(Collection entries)
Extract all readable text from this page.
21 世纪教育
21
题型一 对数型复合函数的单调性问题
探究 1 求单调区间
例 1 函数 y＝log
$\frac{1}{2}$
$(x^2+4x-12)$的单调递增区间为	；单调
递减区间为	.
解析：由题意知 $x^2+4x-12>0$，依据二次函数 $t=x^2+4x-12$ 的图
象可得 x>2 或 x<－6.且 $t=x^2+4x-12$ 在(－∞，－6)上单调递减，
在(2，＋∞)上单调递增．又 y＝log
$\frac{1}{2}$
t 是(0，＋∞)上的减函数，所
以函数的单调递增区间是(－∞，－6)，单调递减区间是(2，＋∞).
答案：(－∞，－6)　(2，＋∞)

Stated task —
Transcribe the data. Leave every line exactly as it is.

The output —
Extract all readable text from this page.
21 世纪教育
21
题型一 对数型复合函数的单调性问题
探究 1 求单调区间
例 1 函数 y＝log
$\frac{1}{2}$
$(x^2+4x-12)$的单调递增区间为	；单调
递减区间为	.
解析：由题意知 $x^2+4x-12>0$，依据二次函数 $t=x^2+4x-12$ 的图
象可得 x>2 或 x<－6.且 $t=x^2+4x-12$ 在(－∞，－6)上单调递减，
在(2，＋∞)上单调递增．又 y＝log
$\frac{1}{2}$
t 是(0，＋∞)上的减函数，所
以函数的单调递增区间是(－∞，－6)，单调递减区间是(2，＋∞).
答案：(－∞，－6)　(2，＋∞)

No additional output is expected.